* Begin INFORMATION PROVIDED *
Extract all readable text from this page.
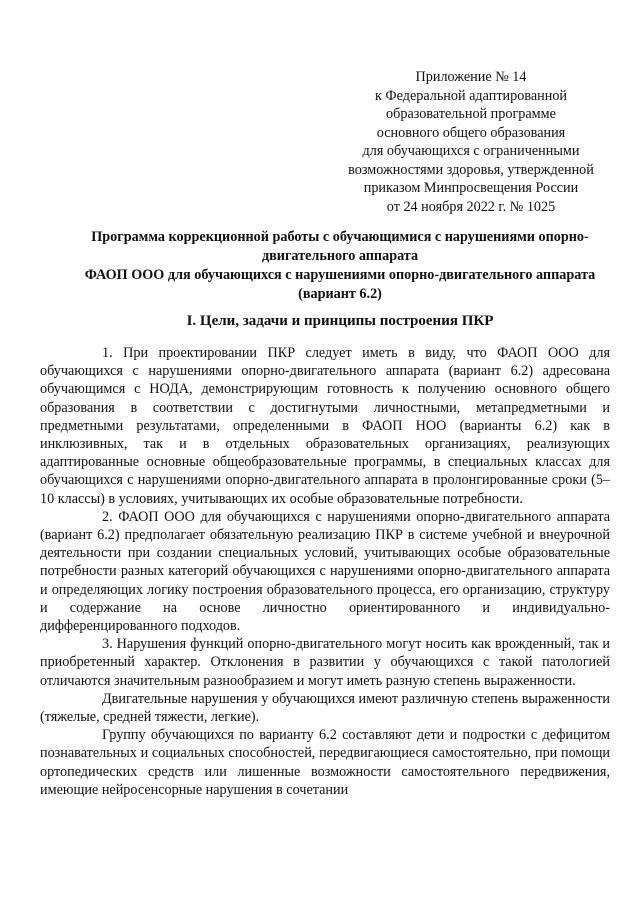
Приложение № 14
к Федеральной адаптированной
образовательной программе
основного общего образования
для обучающихся с ограниченными
возможностями здоровья, утвержденной
приказом Минпросвещения России
от 24 ноября 2022 г. № 1025
Программа коррекционной работы с обучающимися с нарушениями опорно-
двигательного аппарата
ФАОП ООО для обучающихся с нарушениями опорно-двигательного аппарата
(вариант 6.2)
I. Цели, задачи и принципы построения ПКР

1. При проектировании ПКР следует иметь в виду, что ФАОП ООО для обучающихся с нарушениями опорно-двигательного аппарата (вариант 6.2) адресована обучающимся с НОДА, демонстрирующим готовность к получению основного общего образования в соответствии с достигнутыми личностными, метапредметными и предметными результатами, определенными в ФАОП НОО (варианты 6.2) как в инклюзивных, так и в отдельных образовательных организациях, реализующих адаптированные основные общеобразовательные программы, в специальных классах для обучающихся с нарушениями опорно-двигательного аппарата в пролонгированные сроки (5–10 классы) в условиях, учитывающих их особые образовательные потребности.

2. ФАОП ООО для обучающихся с нарушениями опорно-двигательного аппарата (вариант 6.2) предполагает обязательную реализацию ПКР в системе учебной и внеурочной деятельности при создании специальных условий, учитывающих особые образовательные потребности разных категорий обучающихся с нарушениями опорно-двигательного аппарата и определяющих логику построения образовательного процесса, его организацию, структуру и содержание на основе личностно ориентированного и индивидуально-дифференцированного подходов.

3. Нарушения функций опорно-двигательного могут носить как врожденный, так и приобретенный характер. Отклонения в развитии у обучающихся с такой патологией отличаются значительным разнообразием и могут иметь разную степень выраженности.

Двигательные нарушения у обучающихся имеют различную степень выраженности (тяжелые, средней тяжести, легкие).

Группу обучающихся по варианту 6.2 составляют дети и подростки с дефицитом познавательных и социальных способностей, передвигающиеся самостоятельно, при помощи ортопедических средств или лишенные возможности самостоятельного передвижения, имеющие нейросенсорные нарушения в сочетании
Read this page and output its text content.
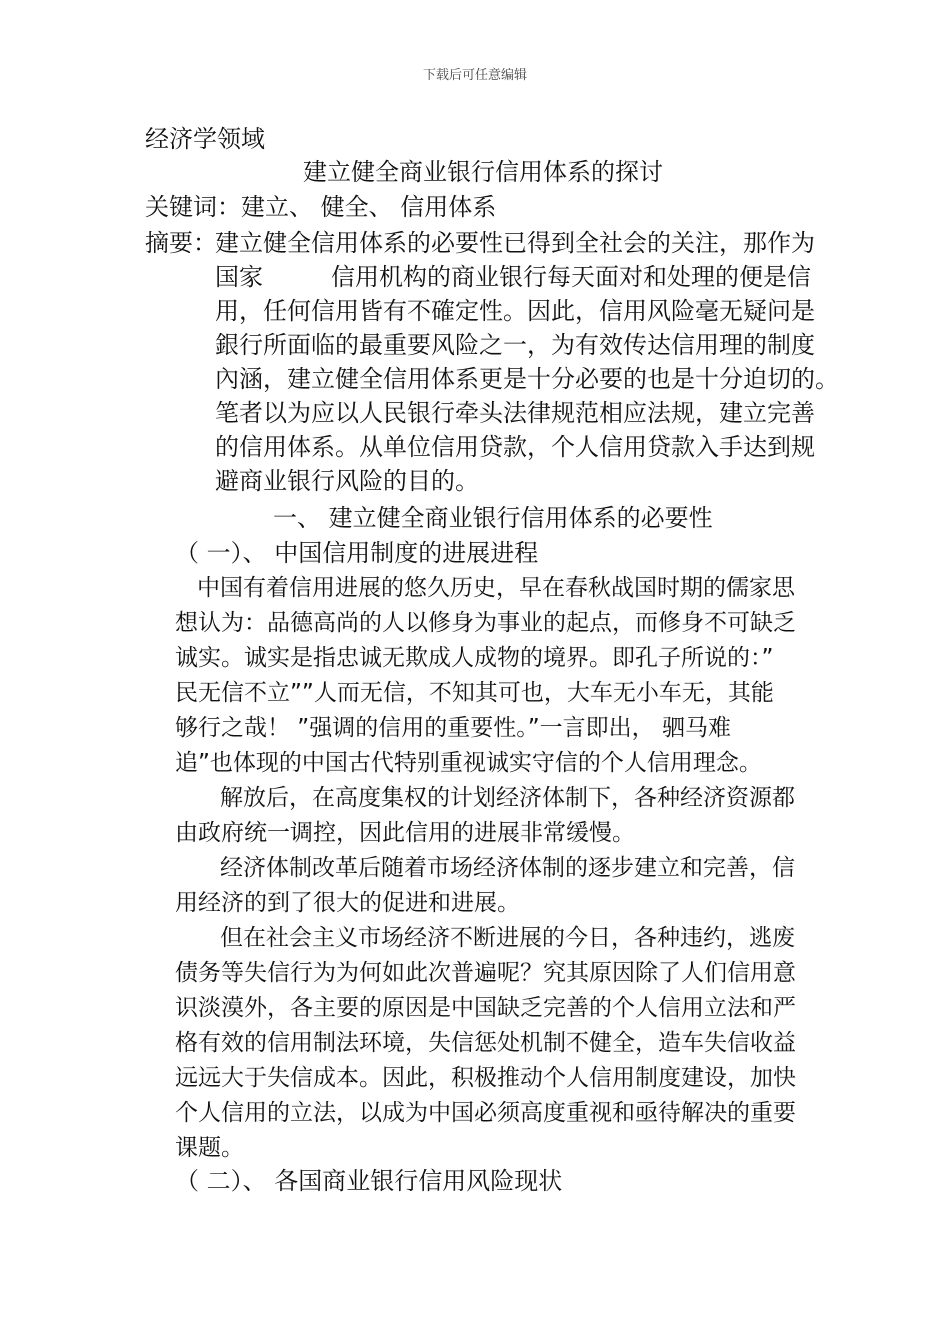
下载后可任意编辑
经济学领域
建立健全商业银行信用体系的探讨
关键词：建立、 健全、 信用体系
摘要：
建立健全信用体系的必要性已得到全社会的关注，那作为
国家	信用机构的商业银行每天面对和处理的便是信
用，任何信用皆有不確定性。因此，信用风险毫无疑问是
銀行所面临的最重要风险之一，为有效传达信用理的制度
內涵，建立健全信用体系更是十分必要的也是十分迫切的。
笔者以为应以人民银行牵头法律规范相应法规，建立完善
的信用体系。从单位信用贷款，个人信用贷款入手达到规
避商业银行风险的目的。
一、 建立健全商业银行信用体系的必要性
（ 一）、 中国信用制度的进展进程
中国有着信用进展的悠久历史，早在春秋战国时期的儒家思
想认为：品德高尚的人以修身为事业的起点，而修身不可缺乏
诚实。诚实是指忠诚无欺成人成物的境界。即孔子所说的：”
民无信不立””人而无信，不知其可也，大车无小车无，其能
够行之哉！ ”强调的信用的重要性。”一言即出， 驷马难
追”也体现的中国古代特别重视诚实守信的个人信用理念。
解放后，在高度集权的计划经济体制下，各种经济资源都
由政府统一调控，因此信用的进展非常缓慢。
经济体制改革后随着市场经济体制的逐步建立和完善，信
用经济的到了很大的促进和进展。
但在社会主义市场经济不断进展的今日，各种违约，逃废
债务等失信行为为何如此次普遍呢？究其原因除了人们信用意
识淡漠外，各主要的原因是中国缺乏完善的个人信用立法和严
格有效的信用制法环境，失信惩处机制不健全，造车失信收益
远远大于失信成本。因此，积极推动个人信用制度建设，加快
个人信用的立法，以成为中国必须高度重视和亟待解决的重要
课题。
（ 二）、 各国商业银行信用风险现状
* End INFORMATION PROVIDED *
Copy every line in the listing above where the string "this" turns up.

Extract all readable text from this page.
Read this page and output its text content.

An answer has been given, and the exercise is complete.